◆ **The problem**: Pull out every line of the material below that contains the word "each".

[Items drawn from a data source]
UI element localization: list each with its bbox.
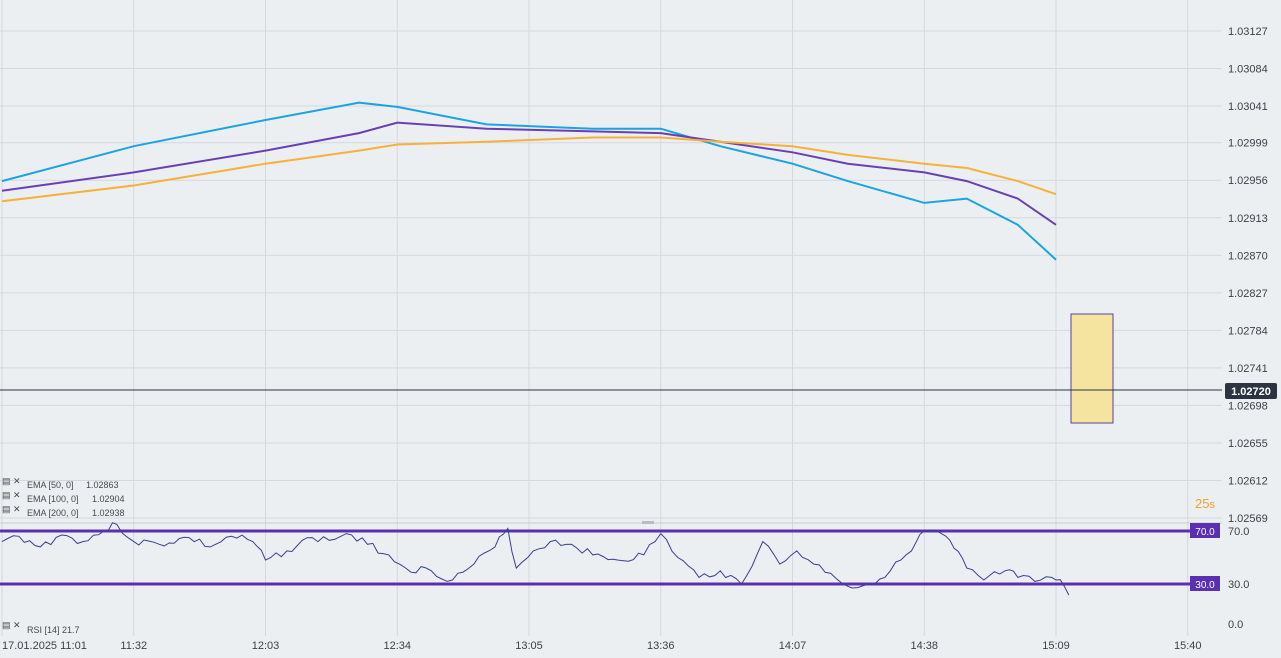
legend-toggle-icon[interactable]: ▤ ✕ — [2, 504, 21, 514]
last-price-badge — [1225, 383, 1277, 399]
price-tick-label: 1.02956 — [1228, 175, 1268, 187]
price-tick-label: 1.02741 — [1228, 363, 1268, 375]
countdown-value: 25 — [1195, 496, 1210, 511]
rsi-tick-label: 0.0 — [1228, 619, 1243, 631]
time-tick-label: 15:40 — [1174, 640, 1202, 652]
ema-line — [1, 101, 1057, 261]
time-tick-label: 12:03 — [252, 640, 280, 652]
legend-ema50-label: EMA [50, 0] — [27, 480, 74, 490]
price-tick-label: 1.02913 — [1228, 213, 1268, 225]
rsi-bands: 70.0 30.0 — [0, 523, 1220, 591]
legend-toggle-icon[interactable]: ▤ ✕ — [2, 490, 21, 500]
time-axis: 17.01.2025 11:01 11:32 12:03 12:34 13:05 13:3… — [2, 640, 1202, 652]
legend-ema200-value: 1.02938 — [92, 508, 125, 518]
price-tick-label: 1.02698 — [1228, 400, 1268, 412]
rsi-band-badge — [1190, 523, 1220, 538]
last-price-label: 1.02720 — [1231, 386, 1271, 398]
price-tick-label: 1.02612 — [1228, 475, 1268, 487]
last-candles-highlight — [1070, 313, 1114, 424]
legend-ema100-value: 1.02904 — [92, 494, 125, 504]
time-tick-label: 14:07 — [779, 640, 807, 652]
price-tick-label: 1.02655 — [1228, 438, 1268, 450]
price-tick-label: 1.03084 — [1228, 64, 1268, 76]
price-tick-label: 1.03127 — [1228, 26, 1268, 38]
time-tick-label: 13:36 — [647, 640, 675, 652]
ema-line — [1, 136, 1057, 203]
legend-toggle-icon[interactable]: ▤ ✕ — [2, 476, 21, 486]
time-tick-label: 17.01.2025 11:01 — [2, 640, 87, 652]
rsi-tick-label: 30.0 — [1228, 579, 1249, 591]
price-tick-label: 1.03041 — [1228, 101, 1268, 113]
time-tick-label: 13:05 — [515, 640, 543, 652]
price-axis: 1.03127 1.03084 1.03041 1.02999 1.02956 1.029… — [1228, 26, 1268, 525]
price-tick-label: 1.02870 — [1228, 250, 1268, 262]
rsi-series-line — [1, 522, 1070, 596]
price-tick-label: 1.02827 — [1228, 288, 1268, 300]
ema-legend: ▤ ✕ EMA [50, 0] 1.02863 ▤ ✕ EMA [100, 0]… — [2, 476, 125, 518]
pane-resize-handle[interactable] — [642, 521, 654, 524]
rsi-line — [1, 522, 1070, 596]
price-tick-label: 1.02784 — [1228, 325, 1268, 337]
time-tick-label: 11:32 — [120, 640, 147, 652]
legend-ema200-label: EMA [200, 0] — [27, 508, 79, 518]
rsi-band-badge — [1190, 576, 1220, 591]
time-tick-label: 14:38 — [910, 640, 938, 652]
candle-countdown: 25s — [1195, 496, 1215, 511]
time-tick-label: 12:34 — [383, 640, 411, 652]
legend-ema50-value: 1.02863 — [86, 480, 119, 490]
countdown-unit: s — [1209, 499, 1215, 511]
legend-toggle-icon[interactable]: ▤ ✕ — [2, 620, 21, 630]
rsi-axis: 70.0 30.0 0.0 — [1228, 526, 1249, 631]
rsi-tick-label: 70.0 — [1228, 526, 1249, 538]
rsi-legend: ▤ ✕ RSI [14] 21.7 — [2, 620, 80, 635]
price-tick-label: 1.02569 — [1228, 513, 1268, 525]
legend-ema100-label: EMA [100, 0] — [27, 494, 79, 504]
time-tick-label: 15:09 — [1042, 640, 1070, 652]
price-tick-label: 1.02999 — [1228, 138, 1268, 150]
rsi-legend-label: RSI [14] 21.7 — [27, 625, 80, 635]
ema-lines — [1, 101, 1057, 261]
ema-line — [1, 121, 1057, 226]
rsi-band-label: 70.0 — [1195, 527, 1215, 538]
rsi-band-label: 30.0 — [1195, 580, 1215, 591]
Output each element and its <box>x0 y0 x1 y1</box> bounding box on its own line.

◆ **Exercise result**:
UI element localization: list each with its bbox.
Output each element and its <box>x0 y0 x1 y1</box> bounding box on its own line.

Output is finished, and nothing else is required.